• [Short exercise] Count how many lines hold the word "посетители" and give that number as the whole answer.

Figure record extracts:
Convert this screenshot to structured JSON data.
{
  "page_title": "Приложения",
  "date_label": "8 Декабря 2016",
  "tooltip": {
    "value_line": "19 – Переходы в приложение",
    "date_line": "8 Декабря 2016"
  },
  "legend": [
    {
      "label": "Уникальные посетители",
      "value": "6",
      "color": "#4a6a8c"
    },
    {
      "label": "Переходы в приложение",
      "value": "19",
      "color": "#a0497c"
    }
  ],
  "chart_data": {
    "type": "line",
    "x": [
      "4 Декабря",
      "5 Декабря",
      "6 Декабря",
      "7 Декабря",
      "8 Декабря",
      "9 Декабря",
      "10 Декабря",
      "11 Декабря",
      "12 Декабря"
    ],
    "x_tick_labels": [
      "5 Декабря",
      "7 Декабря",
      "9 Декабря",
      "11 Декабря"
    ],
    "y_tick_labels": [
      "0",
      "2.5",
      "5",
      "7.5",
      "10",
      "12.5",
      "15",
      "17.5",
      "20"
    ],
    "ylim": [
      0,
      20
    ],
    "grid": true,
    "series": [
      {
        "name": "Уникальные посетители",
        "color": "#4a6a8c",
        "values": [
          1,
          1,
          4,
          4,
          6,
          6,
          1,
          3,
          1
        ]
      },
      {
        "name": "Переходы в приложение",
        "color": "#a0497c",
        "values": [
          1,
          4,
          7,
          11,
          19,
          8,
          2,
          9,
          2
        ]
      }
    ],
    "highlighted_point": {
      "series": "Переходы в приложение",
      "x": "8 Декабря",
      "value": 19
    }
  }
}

• [Result of this exercise] 2